Task to carry out: Copy out all lines of the records in which the word "about" appears.

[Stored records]
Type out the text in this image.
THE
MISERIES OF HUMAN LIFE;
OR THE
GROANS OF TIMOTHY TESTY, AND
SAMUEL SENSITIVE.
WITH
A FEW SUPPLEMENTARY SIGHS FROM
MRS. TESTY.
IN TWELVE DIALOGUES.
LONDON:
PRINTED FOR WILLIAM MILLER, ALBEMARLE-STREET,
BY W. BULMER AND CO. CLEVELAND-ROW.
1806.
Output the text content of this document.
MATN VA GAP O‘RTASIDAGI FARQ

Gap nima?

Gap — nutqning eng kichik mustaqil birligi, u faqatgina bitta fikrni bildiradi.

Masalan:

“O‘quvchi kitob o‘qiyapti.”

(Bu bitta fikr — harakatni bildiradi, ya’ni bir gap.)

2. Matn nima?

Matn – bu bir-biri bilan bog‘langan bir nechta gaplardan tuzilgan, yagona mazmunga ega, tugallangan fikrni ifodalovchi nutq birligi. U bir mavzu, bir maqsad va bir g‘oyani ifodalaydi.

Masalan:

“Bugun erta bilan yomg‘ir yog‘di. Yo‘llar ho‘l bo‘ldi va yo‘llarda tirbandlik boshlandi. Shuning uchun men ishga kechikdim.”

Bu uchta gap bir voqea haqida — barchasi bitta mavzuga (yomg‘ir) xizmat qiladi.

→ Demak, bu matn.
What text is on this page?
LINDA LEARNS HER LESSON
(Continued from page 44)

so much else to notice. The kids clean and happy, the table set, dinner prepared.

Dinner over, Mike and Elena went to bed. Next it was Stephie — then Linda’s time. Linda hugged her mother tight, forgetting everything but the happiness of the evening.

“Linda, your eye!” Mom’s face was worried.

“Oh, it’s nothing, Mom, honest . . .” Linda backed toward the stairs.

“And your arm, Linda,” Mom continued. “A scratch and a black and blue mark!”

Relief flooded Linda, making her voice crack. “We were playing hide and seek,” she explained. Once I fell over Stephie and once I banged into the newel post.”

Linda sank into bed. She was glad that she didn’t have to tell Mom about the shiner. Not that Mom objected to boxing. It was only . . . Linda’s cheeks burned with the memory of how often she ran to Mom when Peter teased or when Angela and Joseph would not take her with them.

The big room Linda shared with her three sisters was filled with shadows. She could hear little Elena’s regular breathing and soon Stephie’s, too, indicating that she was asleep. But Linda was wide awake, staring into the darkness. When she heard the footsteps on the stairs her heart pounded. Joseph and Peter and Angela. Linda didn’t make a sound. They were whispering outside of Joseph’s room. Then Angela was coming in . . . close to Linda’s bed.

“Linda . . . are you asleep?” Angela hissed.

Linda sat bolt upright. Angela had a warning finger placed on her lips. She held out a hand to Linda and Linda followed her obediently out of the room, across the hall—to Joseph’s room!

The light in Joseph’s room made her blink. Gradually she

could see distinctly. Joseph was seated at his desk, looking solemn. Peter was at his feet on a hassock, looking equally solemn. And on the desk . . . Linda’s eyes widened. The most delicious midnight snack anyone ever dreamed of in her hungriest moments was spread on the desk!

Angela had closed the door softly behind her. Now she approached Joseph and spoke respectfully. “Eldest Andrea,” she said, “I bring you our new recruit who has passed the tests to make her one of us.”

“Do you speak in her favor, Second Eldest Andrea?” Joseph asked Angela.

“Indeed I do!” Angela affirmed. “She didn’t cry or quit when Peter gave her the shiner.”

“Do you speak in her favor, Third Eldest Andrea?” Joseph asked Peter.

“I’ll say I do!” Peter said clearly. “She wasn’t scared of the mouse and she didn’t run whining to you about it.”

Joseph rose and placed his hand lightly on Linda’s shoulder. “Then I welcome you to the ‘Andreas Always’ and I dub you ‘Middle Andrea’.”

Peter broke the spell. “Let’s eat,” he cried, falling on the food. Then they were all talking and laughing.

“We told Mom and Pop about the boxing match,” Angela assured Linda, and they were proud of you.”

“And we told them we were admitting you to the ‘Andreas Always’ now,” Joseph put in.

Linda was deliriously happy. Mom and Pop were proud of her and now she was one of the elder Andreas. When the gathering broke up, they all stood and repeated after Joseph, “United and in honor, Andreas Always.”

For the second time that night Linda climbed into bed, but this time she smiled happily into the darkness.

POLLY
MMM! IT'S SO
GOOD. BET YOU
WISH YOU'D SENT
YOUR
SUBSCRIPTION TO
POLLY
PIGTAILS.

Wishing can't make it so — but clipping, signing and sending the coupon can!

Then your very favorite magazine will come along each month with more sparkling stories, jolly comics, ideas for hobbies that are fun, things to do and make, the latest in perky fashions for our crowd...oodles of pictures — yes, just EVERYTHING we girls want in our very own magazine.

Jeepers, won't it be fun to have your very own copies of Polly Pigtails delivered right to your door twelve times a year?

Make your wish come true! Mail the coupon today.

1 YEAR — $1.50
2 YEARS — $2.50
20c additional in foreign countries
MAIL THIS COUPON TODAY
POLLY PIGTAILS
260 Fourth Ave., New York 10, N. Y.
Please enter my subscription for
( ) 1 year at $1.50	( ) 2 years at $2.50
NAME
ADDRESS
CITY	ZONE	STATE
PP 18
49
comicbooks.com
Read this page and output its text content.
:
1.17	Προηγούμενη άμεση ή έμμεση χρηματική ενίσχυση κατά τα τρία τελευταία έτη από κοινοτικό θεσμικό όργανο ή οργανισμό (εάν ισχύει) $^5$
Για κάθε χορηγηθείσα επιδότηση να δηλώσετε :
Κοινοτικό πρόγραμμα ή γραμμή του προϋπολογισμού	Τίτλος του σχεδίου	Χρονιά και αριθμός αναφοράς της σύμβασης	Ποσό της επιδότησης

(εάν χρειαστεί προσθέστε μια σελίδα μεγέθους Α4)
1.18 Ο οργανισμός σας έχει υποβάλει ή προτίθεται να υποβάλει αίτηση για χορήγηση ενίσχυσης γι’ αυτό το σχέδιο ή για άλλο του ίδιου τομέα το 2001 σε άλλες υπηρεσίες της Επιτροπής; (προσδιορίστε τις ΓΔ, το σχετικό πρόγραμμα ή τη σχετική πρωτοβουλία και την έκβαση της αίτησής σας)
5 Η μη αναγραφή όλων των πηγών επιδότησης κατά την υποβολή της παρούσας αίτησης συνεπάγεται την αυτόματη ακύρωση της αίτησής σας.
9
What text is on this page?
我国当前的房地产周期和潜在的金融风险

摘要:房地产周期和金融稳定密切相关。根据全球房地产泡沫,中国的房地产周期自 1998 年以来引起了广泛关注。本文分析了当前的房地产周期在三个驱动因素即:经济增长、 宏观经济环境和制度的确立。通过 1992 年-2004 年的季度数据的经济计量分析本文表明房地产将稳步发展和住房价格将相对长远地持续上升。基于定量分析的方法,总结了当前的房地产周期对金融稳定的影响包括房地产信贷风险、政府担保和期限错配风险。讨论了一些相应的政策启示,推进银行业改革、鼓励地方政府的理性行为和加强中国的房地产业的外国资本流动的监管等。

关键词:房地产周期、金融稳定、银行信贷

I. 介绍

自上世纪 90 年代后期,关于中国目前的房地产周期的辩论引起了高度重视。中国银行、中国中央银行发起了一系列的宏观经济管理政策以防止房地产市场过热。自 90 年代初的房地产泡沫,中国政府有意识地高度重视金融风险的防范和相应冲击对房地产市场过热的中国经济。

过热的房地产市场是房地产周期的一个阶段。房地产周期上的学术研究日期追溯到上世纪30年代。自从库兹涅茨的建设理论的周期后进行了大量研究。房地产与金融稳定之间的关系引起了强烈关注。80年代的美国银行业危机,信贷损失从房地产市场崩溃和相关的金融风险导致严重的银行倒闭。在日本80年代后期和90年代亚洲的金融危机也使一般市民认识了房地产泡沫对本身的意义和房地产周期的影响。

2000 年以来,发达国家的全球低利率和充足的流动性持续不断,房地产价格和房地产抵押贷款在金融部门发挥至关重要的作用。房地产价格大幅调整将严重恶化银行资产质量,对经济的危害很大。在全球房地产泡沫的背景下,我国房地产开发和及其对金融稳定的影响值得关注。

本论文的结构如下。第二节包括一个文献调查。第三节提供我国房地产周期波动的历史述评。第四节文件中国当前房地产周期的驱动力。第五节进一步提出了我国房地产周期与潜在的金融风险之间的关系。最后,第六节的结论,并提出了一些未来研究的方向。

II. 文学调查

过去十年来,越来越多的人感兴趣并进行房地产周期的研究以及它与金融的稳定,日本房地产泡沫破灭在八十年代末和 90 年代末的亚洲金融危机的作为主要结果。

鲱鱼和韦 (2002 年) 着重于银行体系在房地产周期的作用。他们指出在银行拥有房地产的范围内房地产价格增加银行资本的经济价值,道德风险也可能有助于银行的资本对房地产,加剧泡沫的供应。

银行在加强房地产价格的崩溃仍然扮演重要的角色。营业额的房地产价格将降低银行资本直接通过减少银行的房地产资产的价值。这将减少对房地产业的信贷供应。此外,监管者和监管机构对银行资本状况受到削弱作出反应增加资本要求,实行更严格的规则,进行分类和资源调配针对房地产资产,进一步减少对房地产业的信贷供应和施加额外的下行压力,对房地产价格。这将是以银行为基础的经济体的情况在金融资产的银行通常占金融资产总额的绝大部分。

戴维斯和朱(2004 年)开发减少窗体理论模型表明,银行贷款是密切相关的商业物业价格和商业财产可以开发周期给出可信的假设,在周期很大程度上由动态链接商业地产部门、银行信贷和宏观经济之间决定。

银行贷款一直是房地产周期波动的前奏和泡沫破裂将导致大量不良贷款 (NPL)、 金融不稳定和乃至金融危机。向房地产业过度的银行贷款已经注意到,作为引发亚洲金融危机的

Complete response:
Linda sank into bed. She was glad that she didn’t have to tell Mom about the shiner. Not that Mom objected to boxing. It was only . . . Linda’s cheeks burned with the memory of how often she ran to Mom when Peter teased or when Angela and Joseph would not take her with them.
“I’ll say I do!” Peter said clearly. “She wasn’t scared of the mouse and she didn’t run whining to you about it.”
“We told Mom and Pop about the boxing match,” Angela assured Linda, and they were proud of you.”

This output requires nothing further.